:: CHALLENGE ::
Repeat each entry as written and leave the images out of the copy.

Stored records:
----------
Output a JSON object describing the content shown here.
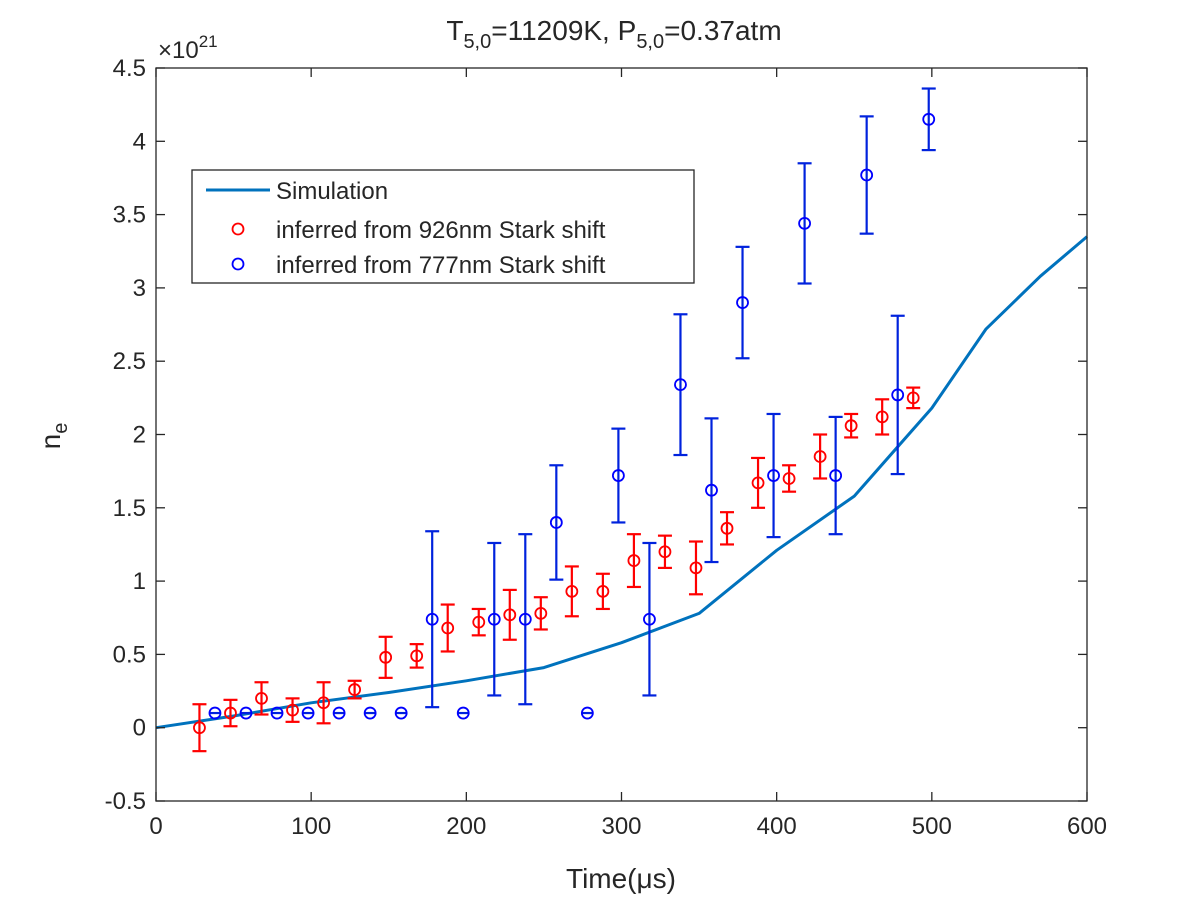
{
  "chart_data": {
    "type": "scatter",
    "title": {
      "t_base": "T",
      "t_sub": "5,0",
      "t_val": "=11209K, ",
      "p_base": "P",
      "p_sub": "5,0",
      "p_val": "=0.37atm"
    },
    "xlabel": {
      "base": "Time(",
      "mu": "μ",
      "rest": "s)"
    },
    "ylabel": {
      "base": "n",
      "sub": "e"
    },
    "exponent": {
      "prefix": "×10",
      "power": "21"
    },
    "xlim": [
      0,
      600
    ],
    "ylim": [
      -0.5,
      4.5
    ],
    "xticks": [
      0,
      100,
      200,
      300,
      400,
      500,
      600
    ],
    "yticks": [
      -0.5,
      0,
      0.5,
      1,
      1.5,
      2,
      2.5,
      3,
      3.5,
      4,
      4.5
    ],
    "xtick_labels": [
      "0",
      "100",
      "200",
      "300",
      "400",
      "500",
      "600"
    ],
    "ytick_labels": [
      "-0.5",
      "0",
      "0.5",
      "1",
      "1.5",
      "2",
      "2.5",
      "3",
      "3.5",
      "4",
      "4.5"
    ],
    "grid": false,
    "legend_position": "upper-left",
    "colors": {
      "simulation": "#0072BD",
      "red": "#FF0000",
      "blue": "#0000FF",
      "blue_err": "#0022DD"
    },
    "series": [
      {
        "name": "Simulation",
        "kind": "line",
        "x": [
          0,
          50,
          100,
          150,
          200,
          250,
          300,
          350,
          400,
          450,
          500,
          535,
          570,
          600
        ],
        "y": [
          0.0,
          0.08,
          0.17,
          0.24,
          0.32,
          0.41,
          0.58,
          0.78,
          1.21,
          1.58,
          2.18,
          2.72,
          3.08,
          3.35
        ]
      },
      {
        "name": "inferred from 926nm Stark shift",
        "kind": "errorbar",
        "x": [
          28,
          48,
          68,
          88,
          108,
          128,
          148,
          168,
          188,
          208,
          228,
          248,
          268,
          288,
          308,
          328,
          348,
          368,
          388,
          408,
          428,
          448,
          468,
          488
        ],
        "y": [
          0.0,
          0.1,
          0.2,
          0.12,
          0.17,
          0.26,
          0.48,
          0.49,
          0.68,
          0.72,
          0.77,
          0.78,
          0.93,
          0.93,
          1.14,
          1.2,
          1.09,
          1.36,
          1.67,
          1.7,
          1.85,
          2.06,
          2.12,
          2.25
        ],
        "err": [
          0.16,
          0.09,
          0.11,
          0.08,
          0.14,
          0.06,
          0.14,
          0.08,
          0.16,
          0.09,
          0.17,
          0.11,
          0.17,
          0.12,
          0.18,
          0.11,
          0.18,
          0.11,
          0.17,
          0.09,
          0.15,
          0.08,
          0.12,
          0.07
        ]
      },
      {
        "name": "inferred from 777nm Stark shift",
        "kind": "errorbar",
        "x": [
          38,
          58,
          78,
          98,
          118,
          138,
          158,
          178,
          198,
          218,
          238,
          258,
          278,
          298,
          318,
          338,
          358,
          378,
          398,
          418,
          438,
          458,
          478,
          498
        ],
        "y": [
          0.1,
          0.1,
          0.1,
          0.1,
          0.1,
          0.1,
          0.1,
          0.74,
          0.1,
          0.74,
          0.74,
          1.4,
          0.1,
          1.72,
          0.74,
          2.34,
          1.62,
          2.9,
          1.72,
          3.44,
          1.72,
          3.77,
          2.27,
          4.15
        ],
        "err": [
          0,
          0,
          0,
          0,
          0,
          0,
          0,
          0.6,
          0,
          0.52,
          0.58,
          0.39,
          0,
          0.32,
          0.52,
          0.48,
          0.49,
          0.38,
          0.42,
          0.41,
          0.4,
          0.4,
          0.54,
          0.21
        ]
      }
    ]
  }
}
----------
:: ANSWER TO THIS PROBLEM ::
Output a JSON object describing the content shown here.
{
  "chart_data": {
    "type": "scatter",
    "title": {
      "t_base": "T",
      "t_sub": "5,0",
      "t_val": "=11209K, ",
      "p_base": "P",
      "p_sub": "5,0",
      "p_val": "=0.37atm"
    },
    "xlabel": {
      "base": "Time(",
      "mu": "μ",
      "rest": "s)"
    },
    "ylabel": {
      "base": "n",
      "sub": "e"
    },
    "exponent": {
      "prefix": "×10",
      "power": "21"
    },
    "xlim": [
      0,
      600
    ],
    "ylim": [
      -0.5,
      4.5
    ],
    "xticks": [
      0,
      100,
      200,
      300,
      400,
      500,
      600
    ],
    "yticks": [
      -0.5,
      0,
      0.5,
      1,
      1.5,
      2,
      2.5,
      3,
      3.5,
      4,
      4.5
    ],
    "xtick_labels": [
      "0",
      "100",
      "200",
      "300",
      "400",
      "500",
      "600"
    ],
    "ytick_labels": [
      "-0.5",
      "0",
      "0.5",
      "1",
      "1.5",
      "2",
      "2.5",
      "3",
      "3.5",
      "4",
      "4.5"
    ],
    "grid": false,
    "legend_position": "upper-left",
    "colors": {
      "simulation": "#0072BD",
      "red": "#FF0000",
      "blue": "#0000FF",
      "blue_err": "#0022DD"
    },
    "series": [
      {
        "name": "Simulation",
        "kind": "line",
        "x": [
          0,
          50,
          100,
          150,
          200,
          250,
          300,
          350,
          400,
          450,
          500,
          535,
          570,
          600
        ],
        "y": [
          0.0,
          0.08,
          0.17,
          0.24,
          0.32,
          0.41,
          0.58,
          0.78,
          1.21,
          1.58,
          2.18,
          2.72,
          3.08,
          3.35
        ]
      },
      {
        "name": "inferred from 926nm Stark shift",
        "kind": "errorbar",
        "x": [
          28,
          48,
          68,
          88,
          108,
          128,
          148,
          168,
          188,
          208,
          228,
          248,
          268,
          288,
          308,
          328,
          348,
          368,
          388,
          408,
          428,
          448,
          468,
          488
        ],
        "y": [
          0.0,
          0.1,
          0.2,
          0.12,
          0.17,
          0.26,
          0.48,
          0.49,
          0.68,
          0.72,
          0.77,
          0.78,
          0.93,
          0.93,
          1.14,
          1.2,
          1.09,
          1.36,
          1.67,
          1.7,
          1.85,
          2.06,
          2.12,
          2.25
        ],
        "err": [
          0.16,
          0.09,
          0.11,
          0.08,
          0.14,
          0.06,
          0.14,
          0.08,
          0.16,
          0.09,
          0.17,
          0.11,
          0.17,
          0.12,
          0.18,
          0.11,
          0.18,
          0.11,
          0.17,
          0.09,
          0.15,
          0.08,
          0.12,
          0.07
        ]
      },
      {
        "name": "inferred from 777nm Stark shift",
        "kind": "errorbar",
        "x": [
          38,
          58,
          78,
          98,
          118,
          138,
          158,
          178,
          198,
          218,
          238,
          258,
          278,
          298,
          318,
          338,
          358,
          378,
          398,
          418,
          438,
          458,
          478,
          498
        ],
        "y": [
          0.1,
          0.1,
          0.1,
          0.1,
          0.1,
          0.1,
          0.1,
          0.74,
          0.1,
          0.74,
          0.74,
          1.4,
          0.1,
          1.72,
          0.74,
          2.34,
          1.62,
          2.9,
          1.72,
          3.44,
          1.72,
          3.77,
          2.27,
          4.15
        ],
        "err": [
          0,
          0,
          0,
          0,
          0,
          0,
          0,
          0.6,
          0,
          0.52,
          0.58,
          0.39,
          0,
          0.32,
          0.52,
          0.48,
          0.49,
          0.38,
          0.42,
          0.41,
          0.4,
          0.4,
          0.54,
          0.21
        ]
      }
    ]
  }
}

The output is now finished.